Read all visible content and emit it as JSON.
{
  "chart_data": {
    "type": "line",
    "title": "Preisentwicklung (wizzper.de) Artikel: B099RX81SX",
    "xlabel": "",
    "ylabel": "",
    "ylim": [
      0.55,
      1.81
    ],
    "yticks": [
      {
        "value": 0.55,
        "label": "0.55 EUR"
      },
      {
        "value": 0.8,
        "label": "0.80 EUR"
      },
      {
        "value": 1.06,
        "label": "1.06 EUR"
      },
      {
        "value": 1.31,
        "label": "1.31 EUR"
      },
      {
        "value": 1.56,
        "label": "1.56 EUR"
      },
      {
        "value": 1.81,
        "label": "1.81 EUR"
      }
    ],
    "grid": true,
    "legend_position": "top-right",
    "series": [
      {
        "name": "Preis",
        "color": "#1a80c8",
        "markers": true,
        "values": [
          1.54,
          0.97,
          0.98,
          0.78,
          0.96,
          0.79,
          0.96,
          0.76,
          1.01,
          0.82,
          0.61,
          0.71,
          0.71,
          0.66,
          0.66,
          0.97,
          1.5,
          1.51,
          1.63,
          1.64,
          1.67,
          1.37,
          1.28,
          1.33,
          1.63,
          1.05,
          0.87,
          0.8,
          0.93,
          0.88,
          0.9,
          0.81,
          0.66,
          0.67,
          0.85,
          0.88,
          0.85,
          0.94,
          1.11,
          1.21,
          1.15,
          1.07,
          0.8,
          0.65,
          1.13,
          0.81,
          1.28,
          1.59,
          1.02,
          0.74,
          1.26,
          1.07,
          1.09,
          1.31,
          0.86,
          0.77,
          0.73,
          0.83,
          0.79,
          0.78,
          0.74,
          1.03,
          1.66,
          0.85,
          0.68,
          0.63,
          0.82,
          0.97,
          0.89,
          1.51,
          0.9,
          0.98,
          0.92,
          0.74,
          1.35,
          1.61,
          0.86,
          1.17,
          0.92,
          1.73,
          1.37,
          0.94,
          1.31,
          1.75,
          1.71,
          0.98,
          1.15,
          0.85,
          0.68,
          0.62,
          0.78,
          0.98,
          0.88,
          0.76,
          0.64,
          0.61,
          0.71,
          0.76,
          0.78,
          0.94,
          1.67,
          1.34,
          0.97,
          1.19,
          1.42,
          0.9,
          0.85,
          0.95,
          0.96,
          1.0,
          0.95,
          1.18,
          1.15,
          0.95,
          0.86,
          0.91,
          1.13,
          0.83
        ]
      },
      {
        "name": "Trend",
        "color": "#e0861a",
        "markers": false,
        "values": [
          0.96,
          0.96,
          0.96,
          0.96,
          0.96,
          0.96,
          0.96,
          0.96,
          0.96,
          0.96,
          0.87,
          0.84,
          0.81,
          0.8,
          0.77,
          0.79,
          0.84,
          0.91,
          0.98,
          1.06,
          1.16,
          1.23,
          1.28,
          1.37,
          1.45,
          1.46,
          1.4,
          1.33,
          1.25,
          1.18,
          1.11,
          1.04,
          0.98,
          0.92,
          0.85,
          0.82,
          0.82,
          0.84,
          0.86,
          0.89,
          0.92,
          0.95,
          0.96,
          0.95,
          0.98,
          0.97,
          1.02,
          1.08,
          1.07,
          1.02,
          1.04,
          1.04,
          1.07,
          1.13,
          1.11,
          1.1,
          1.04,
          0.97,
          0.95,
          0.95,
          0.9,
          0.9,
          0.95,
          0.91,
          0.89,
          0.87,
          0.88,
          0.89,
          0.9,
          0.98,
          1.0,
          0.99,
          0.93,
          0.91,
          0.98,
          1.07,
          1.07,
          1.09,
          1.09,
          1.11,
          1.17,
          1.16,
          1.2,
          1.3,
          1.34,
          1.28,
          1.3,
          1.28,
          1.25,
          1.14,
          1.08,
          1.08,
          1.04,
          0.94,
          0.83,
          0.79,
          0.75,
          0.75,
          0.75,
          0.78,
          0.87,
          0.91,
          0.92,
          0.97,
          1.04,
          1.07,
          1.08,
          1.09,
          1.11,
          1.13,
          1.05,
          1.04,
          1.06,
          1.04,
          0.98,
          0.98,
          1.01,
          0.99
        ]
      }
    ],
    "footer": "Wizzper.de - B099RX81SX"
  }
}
○ ○ ○
Recopy the whole listing exactly.

Read all visible content and emit it as JSON.
{
  "chart_data": {
    "type": "line",
    "title": "Preisentwicklung (wizzper.de) Artikel: B099RX81SX",
    "xlabel": "",
    "ylabel": "",
    "ylim": [
      0.55,
      1.81
    ],
    "yticks": [
      {
        "value": 0.55,
        "label": "0.55 EUR"
      },
      {
        "value": 0.8,
        "label": "0.80 EUR"
      },
      {
        "value": 1.06,
        "label": "1.06 EUR"
      },
      {
        "value": 1.31,
        "label": "1.31 EUR"
      },
      {
        "value": 1.56,
        "label": "1.56 EUR"
      },
      {
        "value": 1.81,
        "label": "1.81 EUR"
      }
    ],
    "grid": true,
    "legend_position": "top-right",
    "series": [
      {
        "name": "Preis",
        "color": "#1a80c8",
        "markers": true,
        "values": [
          1.54,
          0.97,
          0.98,
          0.78,
          0.96,
          0.79,
          0.96,
          0.76,
          1.01,
          0.82,
          0.61,
          0.71,
          0.71,
          0.66,
          0.66,
          0.97,
          1.5,
          1.51,
          1.63,
          1.64,
          1.67,
          1.37,
          1.28,
          1.33,
          1.63,
          1.05,
          0.87,
          0.8,
          0.93,
          0.88,
          0.9,
          0.81,
          0.66,
          0.67,
          0.85,
          0.88,
          0.85,
          0.94,
          1.11,
          1.21,
          1.15,
          1.07,
          0.8,
          0.65,
          1.13,
          0.81,
          1.28,
          1.59,
          1.02,
          0.74,
          1.26,
          1.07,
          1.09,
          1.31,
          0.86,
          0.77,
          0.73,
          0.83,
          0.79,
          0.78,
          0.74,
          1.03,
          1.66,
          0.85,
          0.68,
          0.63,
          0.82,
          0.97,
          0.89,
          1.51,
          0.9,
          0.98,
          0.92,
          0.74,
          1.35,
          1.61,
          0.86,
          1.17,
          0.92,
          1.73,
          1.37,
          0.94,
          1.31,
          1.75,
          1.71,
          0.98,
          1.15,
          0.85,
          0.68,
          0.62,
          0.78,
          0.98,
          0.88,
          0.76,
          0.64,
          0.61,
          0.71,
          0.76,
          0.78,
          0.94,
          1.67,
          1.34,
          0.97,
          1.19,
          1.42,
          0.9,
          0.85,
          0.95,
          0.96,
          1.0,
          0.95,
          1.18,
          1.15,
          0.95,
          0.86,
          0.91,
          1.13,
          0.83
        ]
      },
      {
        "name": "Trend",
        "color": "#e0861a",
        "markers": false,
        "values": [
          0.96,
          0.96,
          0.96,
          0.96,
          0.96,
          0.96,
          0.96,
          0.96,
          0.96,
          0.96,
          0.87,
          0.84,
          0.81,
          0.8,
          0.77,
          0.79,
          0.84,
          0.91,
          0.98,
          1.06,
          1.16,
          1.23,
          1.28,
          1.37,
          1.45,
          1.46,
          1.4,
          1.33,
          1.25,
          1.18,
          1.11,
          1.04,
          0.98,
          0.92,
          0.85,
          0.82,
          0.82,
          0.84,
          0.86,
          0.89,
          0.92,
          0.95,
          0.96,
          0.95,
          0.98,
          0.97,
          1.02,
          1.08,
          1.07,
          1.02,
          1.04,
          1.04,
          1.07,
          1.13,
          1.11,
          1.1,
          1.04,
          0.97,
          0.95,
          0.95,
          0.9,
          0.9,
          0.95,
          0.91,
          0.89,
          0.87,
          0.88,
          0.89,
          0.9,
          0.98,
          1.0,
          0.99,
          0.93,
          0.91,
          0.98,
          1.07,
          1.07,
          1.09,
          1.09,
          1.11,
          1.17,
          1.16,
          1.2,
          1.3,
          1.34,
          1.28,
          1.3,
          1.28,
          1.25,
          1.14,
          1.08,
          1.08,
          1.04,
          0.94,
          0.83,
          0.79,
          0.75,
          0.75,
          0.75,
          0.78,
          0.87,
          0.91,
          0.92,
          0.97,
          1.04,
          1.07,
          1.08,
          1.09,
          1.11,
          1.13,
          1.05,
          1.04,
          1.06,
          1.04,
          0.98,
          0.98,
          1.01,
          0.99
        ]
      }
    ],
    "footer": "Wizzper.de - B099RX81SX"
  }
}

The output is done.